RECORD EXTRACTS:
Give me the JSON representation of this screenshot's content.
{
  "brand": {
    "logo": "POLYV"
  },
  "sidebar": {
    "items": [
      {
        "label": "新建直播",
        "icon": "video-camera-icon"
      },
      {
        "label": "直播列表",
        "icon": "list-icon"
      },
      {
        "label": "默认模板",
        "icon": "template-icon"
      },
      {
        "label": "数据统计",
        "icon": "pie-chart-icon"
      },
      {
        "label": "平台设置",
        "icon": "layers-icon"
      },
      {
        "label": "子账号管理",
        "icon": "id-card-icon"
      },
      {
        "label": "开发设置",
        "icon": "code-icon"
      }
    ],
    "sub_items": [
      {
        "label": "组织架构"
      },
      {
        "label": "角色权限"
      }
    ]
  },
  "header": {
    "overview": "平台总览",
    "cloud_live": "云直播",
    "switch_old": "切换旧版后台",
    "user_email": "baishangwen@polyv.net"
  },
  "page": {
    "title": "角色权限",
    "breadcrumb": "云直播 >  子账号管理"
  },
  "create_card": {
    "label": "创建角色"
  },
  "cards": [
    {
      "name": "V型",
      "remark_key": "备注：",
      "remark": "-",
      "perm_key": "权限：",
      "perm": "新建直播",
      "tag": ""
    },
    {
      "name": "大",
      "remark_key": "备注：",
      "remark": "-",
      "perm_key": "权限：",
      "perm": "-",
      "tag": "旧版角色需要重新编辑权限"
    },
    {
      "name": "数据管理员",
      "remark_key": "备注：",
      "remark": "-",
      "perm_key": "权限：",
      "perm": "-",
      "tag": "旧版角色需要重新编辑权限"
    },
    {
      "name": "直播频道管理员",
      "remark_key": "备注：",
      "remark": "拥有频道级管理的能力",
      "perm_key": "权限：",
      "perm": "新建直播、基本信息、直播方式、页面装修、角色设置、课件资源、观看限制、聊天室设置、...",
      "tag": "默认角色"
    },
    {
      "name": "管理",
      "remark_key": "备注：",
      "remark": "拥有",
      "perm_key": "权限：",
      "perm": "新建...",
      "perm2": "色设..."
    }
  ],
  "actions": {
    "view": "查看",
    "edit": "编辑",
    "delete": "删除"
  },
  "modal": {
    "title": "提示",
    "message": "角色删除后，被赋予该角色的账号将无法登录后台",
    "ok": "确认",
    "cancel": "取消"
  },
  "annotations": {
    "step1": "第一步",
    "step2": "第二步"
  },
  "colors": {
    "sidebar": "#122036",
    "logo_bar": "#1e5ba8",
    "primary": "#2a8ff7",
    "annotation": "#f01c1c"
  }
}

EXERCISE BRIEF:
Extract the full listing and reproduce each line exactly.

EXERCISE ANSWER:
Give me the JSON representation of this screenshot's content.
{
  "brand": {
    "logo": "POLYV"
  },
  "sidebar": {
    "items": [
      {
        "label": "新建直播",
        "icon": "video-camera-icon"
      },
      {
        "label": "直播列表",
        "icon": "list-icon"
      },
      {
        "label": "默认模板",
        "icon": "template-icon"
      },
      {
        "label": "数据统计",
        "icon": "pie-chart-icon"
      },
      {
        "label": "平台设置",
        "icon": "layers-icon"
      },
      {
        "label": "子账号管理",
        "icon": "id-card-icon"
      },
      {
        "label": "开发设置",
        "icon": "code-icon"
      }
    ],
    "sub_items": [
      {
        "label": "组织架构"
      },
      {
        "label": "角色权限"
      }
    ]
  },
  "header": {
    "overview": "平台总览",
    "cloud_live": "云直播",
    "switch_old": "切换旧版后台",
    "user_email": "baishangwen@polyv.net"
  },
  "page": {
    "title": "角色权限",
    "breadcrumb": "云直播 >  子账号管理"
  },
  "create_card": {
    "label": "创建角色"
  },
  "cards": [
    {
      "name": "V型",
      "remark_key": "备注：",
      "remark": "-",
      "perm_key": "权限：",
      "perm": "新建直播",
      "tag": ""
    },
    {
      "name": "大",
      "remark_key": "备注：",
      "remark": "-",
      "perm_key": "权限：",
      "perm": "-",
      "tag": "旧版角色需要重新编辑权限"
    },
    {
      "name": "数据管理员",
      "remark_key": "备注：",
      "remark": "-",
      "perm_key": "权限：",
      "perm": "-",
      "tag": "旧版角色需要重新编辑权限"
    },
    {
      "name": "直播频道管理员",
      "remark_key": "备注：",
      "remark": "拥有频道级管理的能力",
      "perm_key": "权限：",
      "perm": "新建直播、基本信息、直播方式、页面装修、角色设置、课件资源、观看限制、聊天室设置、...",
      "tag": "默认角色"
    },
    {
      "name": "管理",
      "remark_key": "备注：",
      "remark": "拥有",
      "perm_key": "权限：",
      "perm": "新建...",
      "perm2": "色设..."
    }
  ],
  "actions": {
    "view": "查看",
    "edit": "编辑",
    "delete": "删除"
  },
  "modal": {
    "title": "提示",
    "message": "角色删除后，被赋予该角色的账号将无法登录后台",
    "ok": "确认",
    "cancel": "取消"
  },
  "annotations": {
    "step1": "第一步",
    "step2": "第二步"
  },
  "colors": {
    "sidebar": "#122036",
    "logo_bar": "#1e5ba8",
    "primary": "#2a8ff7",
    "annotation": "#f01c1c"
  }
}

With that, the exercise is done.